§ Written problem:
Copy all lines of the listing that include the string "activar".

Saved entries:
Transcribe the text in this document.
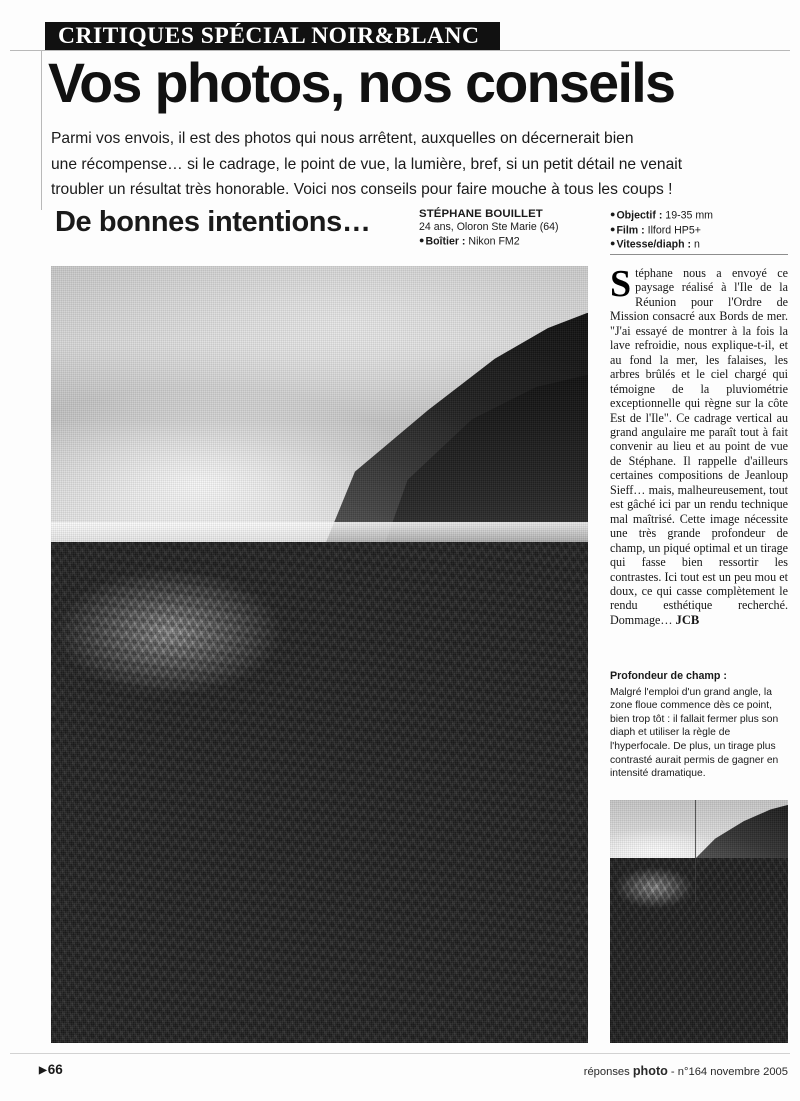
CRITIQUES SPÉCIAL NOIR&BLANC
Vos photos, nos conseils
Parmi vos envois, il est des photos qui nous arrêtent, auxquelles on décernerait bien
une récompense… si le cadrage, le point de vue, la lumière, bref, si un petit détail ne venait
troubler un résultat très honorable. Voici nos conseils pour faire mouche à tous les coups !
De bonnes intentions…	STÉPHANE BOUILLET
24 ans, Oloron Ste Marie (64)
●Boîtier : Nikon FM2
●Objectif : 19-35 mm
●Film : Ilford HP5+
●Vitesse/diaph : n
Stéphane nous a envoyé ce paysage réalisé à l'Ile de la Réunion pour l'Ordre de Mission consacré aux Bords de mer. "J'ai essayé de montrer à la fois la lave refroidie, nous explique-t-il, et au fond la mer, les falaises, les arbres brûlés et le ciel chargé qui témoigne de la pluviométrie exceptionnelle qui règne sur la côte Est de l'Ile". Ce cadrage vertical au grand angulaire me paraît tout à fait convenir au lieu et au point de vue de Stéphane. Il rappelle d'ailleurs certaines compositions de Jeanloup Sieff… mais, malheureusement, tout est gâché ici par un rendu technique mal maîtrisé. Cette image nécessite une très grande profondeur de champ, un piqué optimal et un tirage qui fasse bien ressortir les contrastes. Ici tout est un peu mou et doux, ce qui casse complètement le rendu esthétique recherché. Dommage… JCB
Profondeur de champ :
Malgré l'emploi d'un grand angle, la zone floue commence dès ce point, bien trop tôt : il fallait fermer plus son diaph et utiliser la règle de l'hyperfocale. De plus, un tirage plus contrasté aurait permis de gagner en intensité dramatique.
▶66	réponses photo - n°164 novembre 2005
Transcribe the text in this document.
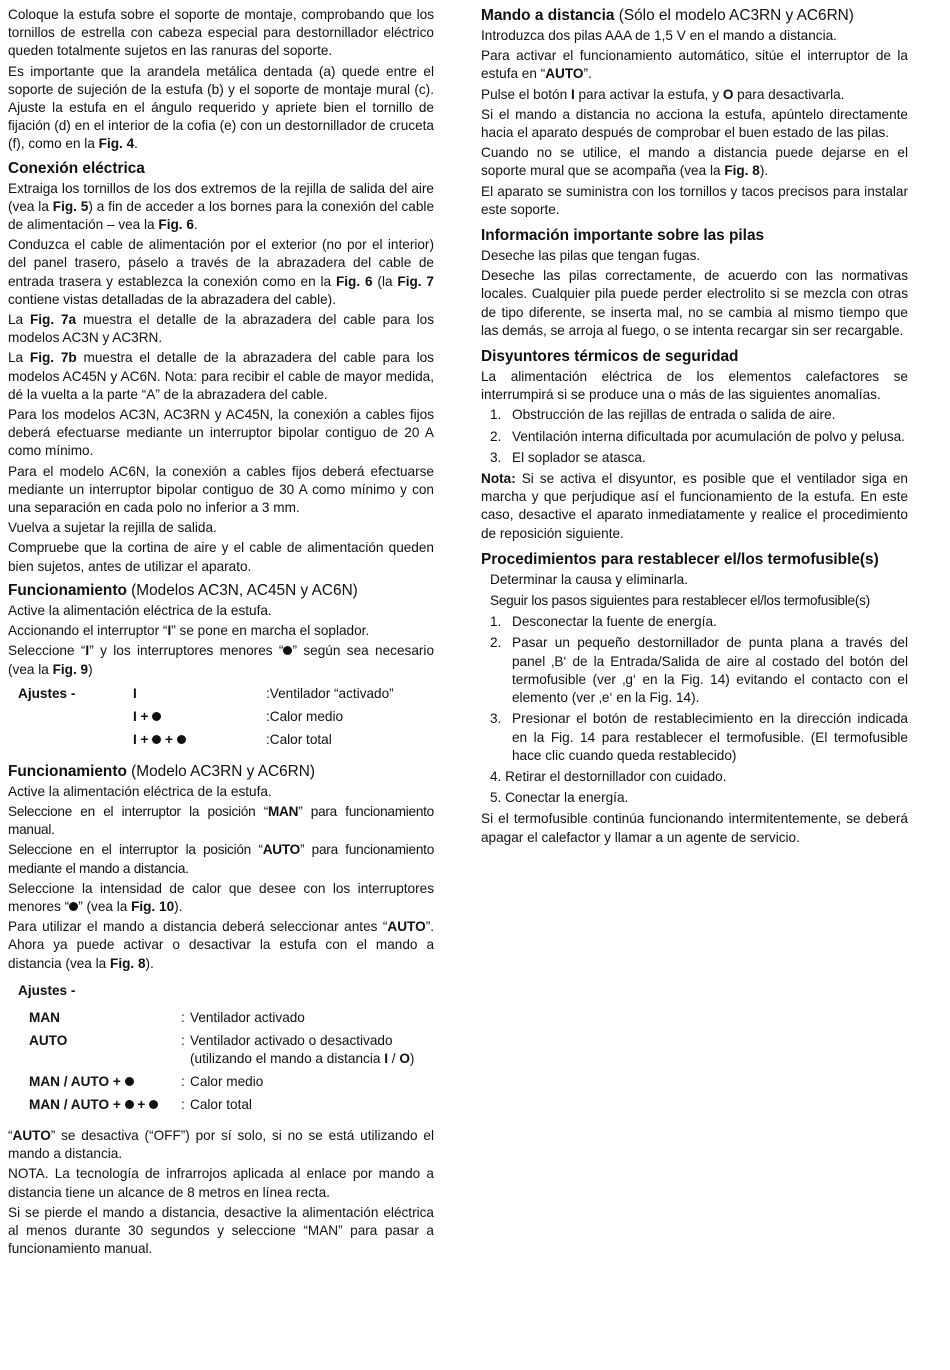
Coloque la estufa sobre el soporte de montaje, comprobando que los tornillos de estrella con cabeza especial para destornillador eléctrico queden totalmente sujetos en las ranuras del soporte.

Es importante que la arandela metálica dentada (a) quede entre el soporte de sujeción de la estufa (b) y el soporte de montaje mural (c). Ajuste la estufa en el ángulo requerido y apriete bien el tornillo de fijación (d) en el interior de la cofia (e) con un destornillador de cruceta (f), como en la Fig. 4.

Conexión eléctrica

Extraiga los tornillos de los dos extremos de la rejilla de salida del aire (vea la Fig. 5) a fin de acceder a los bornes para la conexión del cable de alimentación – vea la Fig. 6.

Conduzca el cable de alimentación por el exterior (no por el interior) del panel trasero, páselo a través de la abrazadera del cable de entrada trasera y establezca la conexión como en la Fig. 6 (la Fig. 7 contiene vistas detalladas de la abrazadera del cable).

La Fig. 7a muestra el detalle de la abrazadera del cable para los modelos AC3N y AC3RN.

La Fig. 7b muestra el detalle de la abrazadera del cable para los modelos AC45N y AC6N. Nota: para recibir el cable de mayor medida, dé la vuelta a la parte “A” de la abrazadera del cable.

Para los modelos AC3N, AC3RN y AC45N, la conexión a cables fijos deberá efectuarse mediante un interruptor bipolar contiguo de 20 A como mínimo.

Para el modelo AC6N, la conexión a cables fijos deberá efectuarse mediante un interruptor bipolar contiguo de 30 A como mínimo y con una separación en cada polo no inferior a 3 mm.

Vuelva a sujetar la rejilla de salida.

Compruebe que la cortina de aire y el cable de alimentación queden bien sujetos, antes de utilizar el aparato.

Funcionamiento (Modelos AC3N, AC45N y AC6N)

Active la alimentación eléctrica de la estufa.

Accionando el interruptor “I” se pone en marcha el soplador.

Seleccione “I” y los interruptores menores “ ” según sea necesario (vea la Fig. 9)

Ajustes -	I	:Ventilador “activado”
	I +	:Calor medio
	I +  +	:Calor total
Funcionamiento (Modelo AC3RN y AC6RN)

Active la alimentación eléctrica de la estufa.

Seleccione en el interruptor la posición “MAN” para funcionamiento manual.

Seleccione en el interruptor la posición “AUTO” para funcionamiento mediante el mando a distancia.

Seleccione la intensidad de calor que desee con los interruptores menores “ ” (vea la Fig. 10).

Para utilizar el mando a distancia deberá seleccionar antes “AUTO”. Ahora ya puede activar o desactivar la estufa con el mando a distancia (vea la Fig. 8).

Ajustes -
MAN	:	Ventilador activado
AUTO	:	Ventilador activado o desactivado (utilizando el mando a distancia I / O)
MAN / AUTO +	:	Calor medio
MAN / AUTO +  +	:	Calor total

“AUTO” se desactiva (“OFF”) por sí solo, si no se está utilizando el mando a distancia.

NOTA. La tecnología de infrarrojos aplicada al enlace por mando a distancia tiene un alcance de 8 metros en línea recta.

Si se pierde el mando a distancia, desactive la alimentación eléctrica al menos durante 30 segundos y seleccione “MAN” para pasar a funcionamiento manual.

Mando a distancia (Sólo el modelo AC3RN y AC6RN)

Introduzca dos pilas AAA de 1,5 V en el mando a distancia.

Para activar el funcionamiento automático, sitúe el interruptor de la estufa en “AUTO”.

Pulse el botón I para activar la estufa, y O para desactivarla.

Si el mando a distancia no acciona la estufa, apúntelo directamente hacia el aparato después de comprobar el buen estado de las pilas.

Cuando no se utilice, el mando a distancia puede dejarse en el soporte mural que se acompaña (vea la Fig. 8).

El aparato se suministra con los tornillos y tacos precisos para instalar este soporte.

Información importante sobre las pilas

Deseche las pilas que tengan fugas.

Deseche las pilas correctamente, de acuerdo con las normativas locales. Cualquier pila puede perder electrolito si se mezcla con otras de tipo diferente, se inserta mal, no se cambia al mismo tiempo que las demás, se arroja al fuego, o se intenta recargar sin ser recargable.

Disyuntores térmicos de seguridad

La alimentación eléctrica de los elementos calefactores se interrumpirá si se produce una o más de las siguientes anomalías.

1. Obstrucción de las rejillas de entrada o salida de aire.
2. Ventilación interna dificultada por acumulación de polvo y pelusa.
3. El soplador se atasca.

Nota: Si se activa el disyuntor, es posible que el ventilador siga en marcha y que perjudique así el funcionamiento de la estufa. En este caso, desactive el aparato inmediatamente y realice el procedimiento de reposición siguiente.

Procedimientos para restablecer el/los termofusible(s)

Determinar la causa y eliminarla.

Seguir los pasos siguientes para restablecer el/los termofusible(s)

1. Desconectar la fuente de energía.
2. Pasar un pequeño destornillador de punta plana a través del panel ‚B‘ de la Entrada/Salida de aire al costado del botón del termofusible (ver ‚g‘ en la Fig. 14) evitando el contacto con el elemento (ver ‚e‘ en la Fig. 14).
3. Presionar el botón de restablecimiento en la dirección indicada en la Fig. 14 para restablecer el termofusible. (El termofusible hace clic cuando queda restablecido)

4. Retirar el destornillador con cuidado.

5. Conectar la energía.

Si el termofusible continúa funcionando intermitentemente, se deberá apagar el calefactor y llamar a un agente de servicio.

§ Answer to this task:
Para utilizar el mando a distancia deberá seleccionar antes “AUTO”. Ahora ya puede activar o desactivar la estufa con el mando a distancia (vea la Fig. 8).
Para activar el funcionamiento automático, sitúe el interruptor de la estufa en “AUTO”.
Pulse el botón I para activar la estufa, y O para desactivarla.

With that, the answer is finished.